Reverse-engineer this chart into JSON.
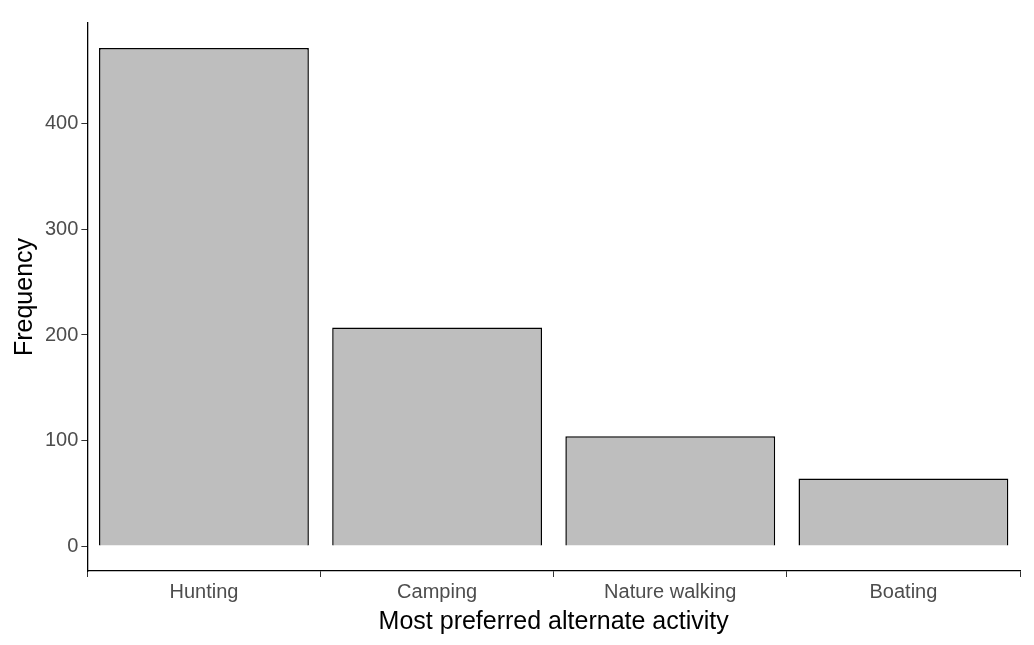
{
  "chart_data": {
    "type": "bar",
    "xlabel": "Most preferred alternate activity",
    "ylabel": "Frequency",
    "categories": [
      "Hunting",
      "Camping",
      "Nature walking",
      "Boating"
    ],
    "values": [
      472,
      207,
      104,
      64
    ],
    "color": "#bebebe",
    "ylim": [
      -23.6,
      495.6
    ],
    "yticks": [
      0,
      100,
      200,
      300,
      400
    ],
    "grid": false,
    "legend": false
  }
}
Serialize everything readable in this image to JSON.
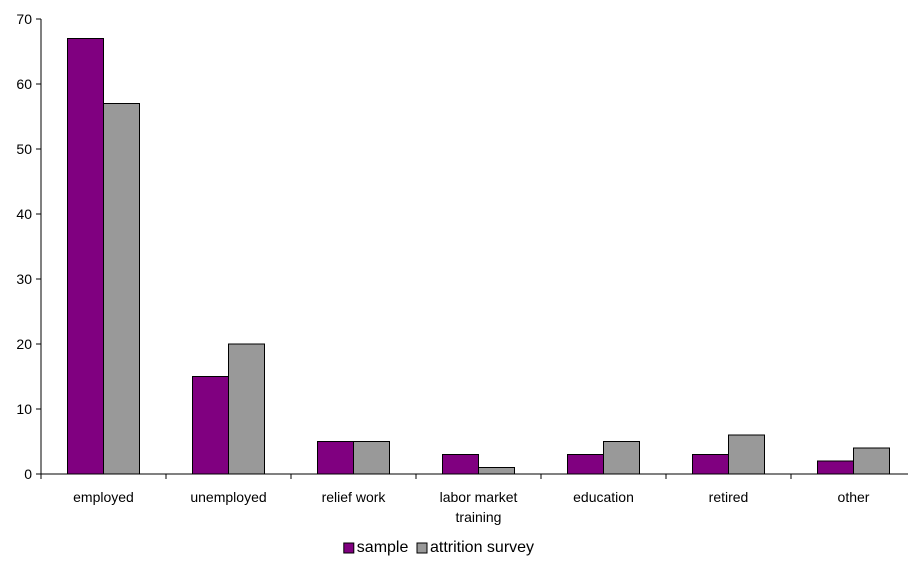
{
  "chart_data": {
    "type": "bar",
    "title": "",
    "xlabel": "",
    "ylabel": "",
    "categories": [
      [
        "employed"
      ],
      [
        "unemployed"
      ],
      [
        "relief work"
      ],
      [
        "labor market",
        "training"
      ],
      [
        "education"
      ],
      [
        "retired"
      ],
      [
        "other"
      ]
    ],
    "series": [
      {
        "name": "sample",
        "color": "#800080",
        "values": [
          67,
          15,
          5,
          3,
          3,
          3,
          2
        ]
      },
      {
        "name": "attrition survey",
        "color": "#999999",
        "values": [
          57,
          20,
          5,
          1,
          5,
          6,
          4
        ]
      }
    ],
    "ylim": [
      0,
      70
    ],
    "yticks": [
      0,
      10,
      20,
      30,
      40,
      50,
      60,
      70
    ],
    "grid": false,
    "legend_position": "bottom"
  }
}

# # # # #

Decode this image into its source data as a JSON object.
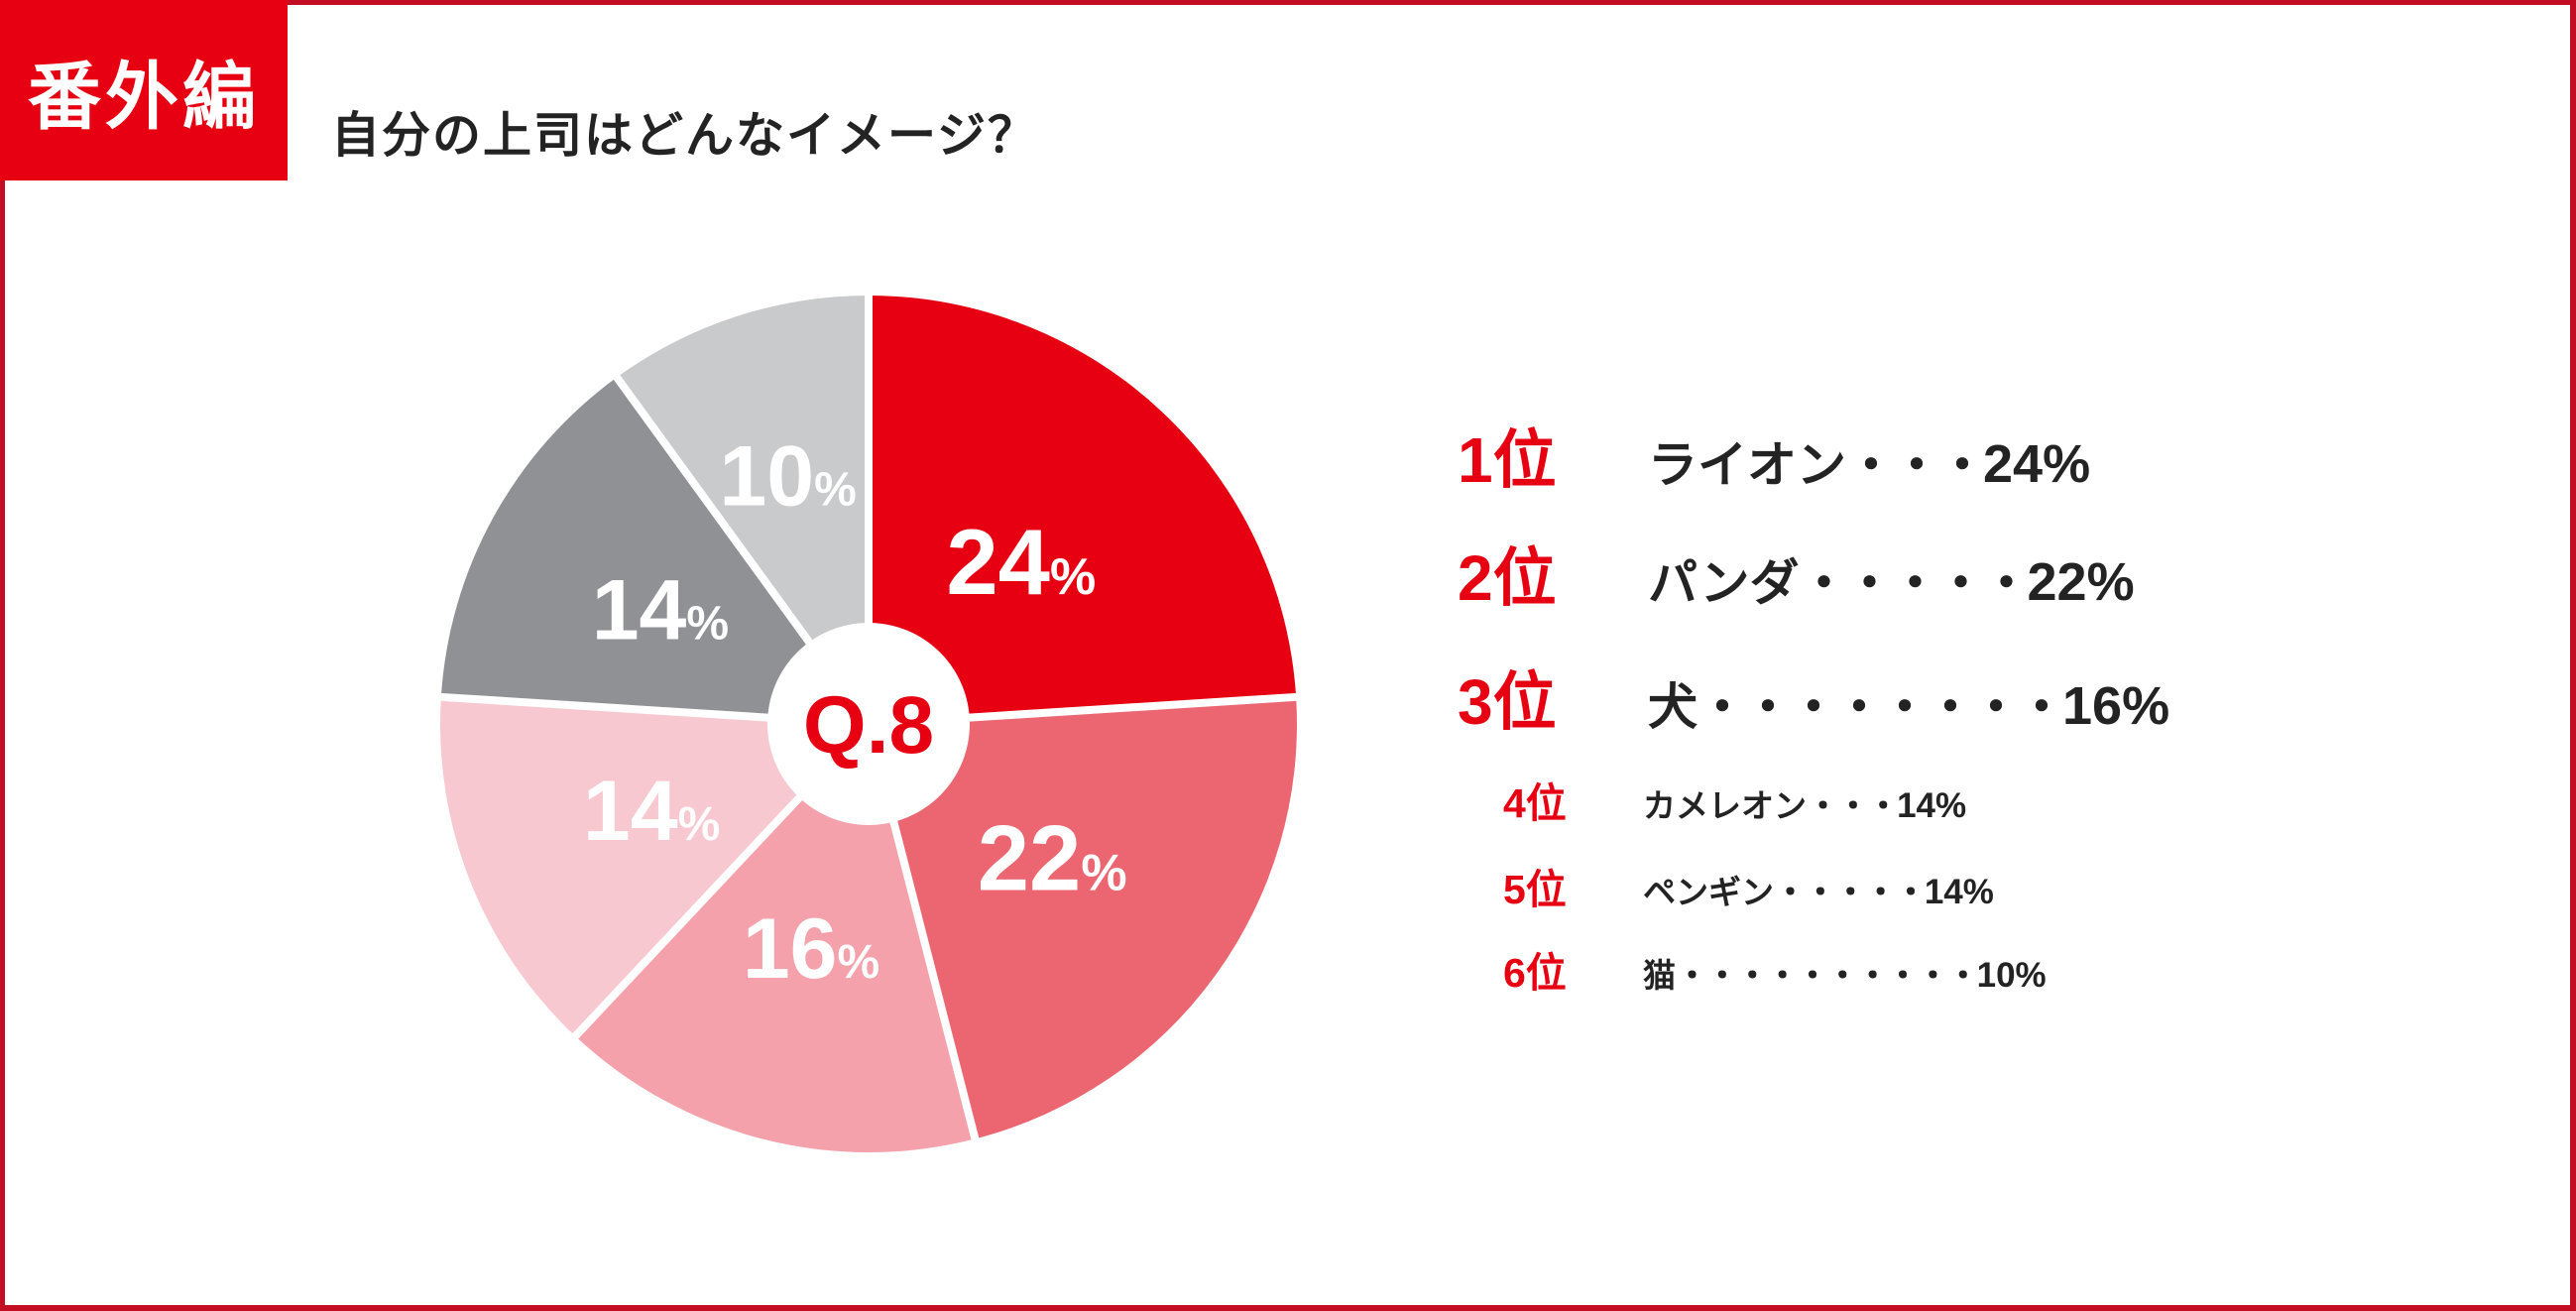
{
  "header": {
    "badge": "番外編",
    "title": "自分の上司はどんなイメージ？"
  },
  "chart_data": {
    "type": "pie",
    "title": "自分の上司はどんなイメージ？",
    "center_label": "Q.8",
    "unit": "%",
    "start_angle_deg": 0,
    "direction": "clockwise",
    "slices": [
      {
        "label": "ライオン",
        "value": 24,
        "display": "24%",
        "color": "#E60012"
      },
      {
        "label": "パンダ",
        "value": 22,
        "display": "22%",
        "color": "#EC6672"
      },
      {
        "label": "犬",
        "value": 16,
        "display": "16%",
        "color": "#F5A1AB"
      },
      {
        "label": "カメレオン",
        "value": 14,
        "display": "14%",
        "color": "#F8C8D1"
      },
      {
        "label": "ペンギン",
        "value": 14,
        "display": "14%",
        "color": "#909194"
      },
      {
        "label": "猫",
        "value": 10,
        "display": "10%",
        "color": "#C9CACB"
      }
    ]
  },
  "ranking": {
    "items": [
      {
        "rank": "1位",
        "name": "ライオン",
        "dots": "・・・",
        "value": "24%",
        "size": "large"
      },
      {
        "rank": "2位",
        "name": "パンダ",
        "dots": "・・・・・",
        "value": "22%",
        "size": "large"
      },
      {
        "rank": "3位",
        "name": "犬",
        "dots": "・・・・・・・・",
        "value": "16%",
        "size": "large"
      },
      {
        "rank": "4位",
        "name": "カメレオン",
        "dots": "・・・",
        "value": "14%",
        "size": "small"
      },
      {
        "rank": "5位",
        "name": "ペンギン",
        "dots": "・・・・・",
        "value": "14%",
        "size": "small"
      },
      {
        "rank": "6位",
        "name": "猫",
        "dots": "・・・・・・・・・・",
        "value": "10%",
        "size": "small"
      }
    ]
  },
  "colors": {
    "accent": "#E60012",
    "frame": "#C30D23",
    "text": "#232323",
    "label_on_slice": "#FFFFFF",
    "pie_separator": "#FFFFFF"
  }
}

# # # # #

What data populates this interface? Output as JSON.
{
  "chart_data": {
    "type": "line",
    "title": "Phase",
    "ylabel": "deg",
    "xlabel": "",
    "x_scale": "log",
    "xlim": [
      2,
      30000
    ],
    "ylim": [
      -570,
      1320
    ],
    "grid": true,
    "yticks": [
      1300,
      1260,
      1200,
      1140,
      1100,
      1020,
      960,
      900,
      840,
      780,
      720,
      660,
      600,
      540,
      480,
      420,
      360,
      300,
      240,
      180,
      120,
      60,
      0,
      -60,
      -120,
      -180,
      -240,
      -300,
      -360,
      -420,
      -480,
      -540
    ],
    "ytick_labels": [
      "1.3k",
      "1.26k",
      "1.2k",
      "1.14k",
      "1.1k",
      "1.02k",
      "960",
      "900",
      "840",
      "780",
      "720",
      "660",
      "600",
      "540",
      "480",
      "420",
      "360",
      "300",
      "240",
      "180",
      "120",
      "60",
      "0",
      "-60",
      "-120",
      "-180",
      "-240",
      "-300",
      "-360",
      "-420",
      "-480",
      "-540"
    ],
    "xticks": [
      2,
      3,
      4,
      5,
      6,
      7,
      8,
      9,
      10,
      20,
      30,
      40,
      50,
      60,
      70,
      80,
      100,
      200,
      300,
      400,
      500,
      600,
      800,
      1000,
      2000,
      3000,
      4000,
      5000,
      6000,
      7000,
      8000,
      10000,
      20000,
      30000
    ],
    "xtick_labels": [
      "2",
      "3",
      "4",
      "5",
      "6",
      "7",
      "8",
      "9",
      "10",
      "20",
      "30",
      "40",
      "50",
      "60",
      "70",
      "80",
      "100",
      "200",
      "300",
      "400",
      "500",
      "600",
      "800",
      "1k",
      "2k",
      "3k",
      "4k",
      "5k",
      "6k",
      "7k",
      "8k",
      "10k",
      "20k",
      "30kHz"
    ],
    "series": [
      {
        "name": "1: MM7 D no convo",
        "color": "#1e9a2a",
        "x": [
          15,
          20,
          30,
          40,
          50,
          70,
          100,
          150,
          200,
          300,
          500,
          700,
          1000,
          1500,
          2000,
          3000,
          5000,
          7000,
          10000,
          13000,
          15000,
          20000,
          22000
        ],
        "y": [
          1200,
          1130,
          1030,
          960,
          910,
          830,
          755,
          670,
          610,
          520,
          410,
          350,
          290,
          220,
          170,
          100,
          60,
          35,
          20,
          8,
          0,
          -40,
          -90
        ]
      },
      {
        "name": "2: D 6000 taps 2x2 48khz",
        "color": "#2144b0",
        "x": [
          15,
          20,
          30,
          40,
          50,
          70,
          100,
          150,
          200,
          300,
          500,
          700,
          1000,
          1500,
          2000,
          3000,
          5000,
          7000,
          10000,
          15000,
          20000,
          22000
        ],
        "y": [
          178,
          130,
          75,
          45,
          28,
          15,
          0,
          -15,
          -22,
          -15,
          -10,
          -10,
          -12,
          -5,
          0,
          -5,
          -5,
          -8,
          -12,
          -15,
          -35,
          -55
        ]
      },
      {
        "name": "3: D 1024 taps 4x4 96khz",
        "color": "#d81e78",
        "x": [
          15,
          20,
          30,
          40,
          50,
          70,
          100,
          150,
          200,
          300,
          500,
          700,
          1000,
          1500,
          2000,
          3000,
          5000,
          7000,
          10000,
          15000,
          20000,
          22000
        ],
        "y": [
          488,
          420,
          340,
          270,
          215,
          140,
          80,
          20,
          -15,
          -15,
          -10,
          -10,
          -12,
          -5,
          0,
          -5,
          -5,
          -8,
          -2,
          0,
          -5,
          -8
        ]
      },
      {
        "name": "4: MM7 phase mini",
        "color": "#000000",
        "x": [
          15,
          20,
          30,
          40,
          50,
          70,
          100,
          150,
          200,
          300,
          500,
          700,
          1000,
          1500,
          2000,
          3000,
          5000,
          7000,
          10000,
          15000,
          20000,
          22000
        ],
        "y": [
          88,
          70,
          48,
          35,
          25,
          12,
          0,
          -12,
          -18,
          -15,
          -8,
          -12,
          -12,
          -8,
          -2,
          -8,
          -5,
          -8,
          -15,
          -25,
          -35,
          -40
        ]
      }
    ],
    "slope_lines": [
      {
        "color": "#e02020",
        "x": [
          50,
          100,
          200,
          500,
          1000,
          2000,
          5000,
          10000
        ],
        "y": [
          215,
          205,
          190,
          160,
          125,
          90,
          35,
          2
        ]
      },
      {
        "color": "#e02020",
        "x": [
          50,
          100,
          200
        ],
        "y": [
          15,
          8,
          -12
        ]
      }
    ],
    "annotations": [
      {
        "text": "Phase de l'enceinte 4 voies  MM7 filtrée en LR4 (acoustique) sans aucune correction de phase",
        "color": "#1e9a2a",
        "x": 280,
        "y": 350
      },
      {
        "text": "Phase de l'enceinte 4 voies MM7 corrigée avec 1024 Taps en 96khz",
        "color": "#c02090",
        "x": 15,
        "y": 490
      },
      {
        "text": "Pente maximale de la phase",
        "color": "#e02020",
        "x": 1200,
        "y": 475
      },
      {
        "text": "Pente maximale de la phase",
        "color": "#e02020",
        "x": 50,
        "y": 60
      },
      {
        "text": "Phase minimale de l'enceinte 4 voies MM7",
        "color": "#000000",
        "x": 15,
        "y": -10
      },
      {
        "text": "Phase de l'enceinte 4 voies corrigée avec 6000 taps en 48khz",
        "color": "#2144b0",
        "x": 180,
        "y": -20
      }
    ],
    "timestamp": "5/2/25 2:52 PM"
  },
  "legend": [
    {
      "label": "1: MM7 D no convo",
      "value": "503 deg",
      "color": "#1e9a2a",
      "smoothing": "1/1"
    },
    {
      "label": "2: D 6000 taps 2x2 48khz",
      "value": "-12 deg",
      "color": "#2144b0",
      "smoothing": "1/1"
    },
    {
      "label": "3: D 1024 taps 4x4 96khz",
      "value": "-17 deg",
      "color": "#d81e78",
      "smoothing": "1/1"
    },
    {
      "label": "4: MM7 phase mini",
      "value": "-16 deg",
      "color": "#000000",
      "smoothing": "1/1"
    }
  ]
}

# # # # #

> EXERCISE BRIEF
Single out each line of the records above with the string "avec" in it, and copy it.

> WRITTEN RESPONSE
        "text": "Phase de l'enceinte 4 voies MM7 corrigée avec 1024 Taps en 96khz",
        "text": "Phase de l'enceinte 4 voies corrigée avec 6000 taps en 48khz",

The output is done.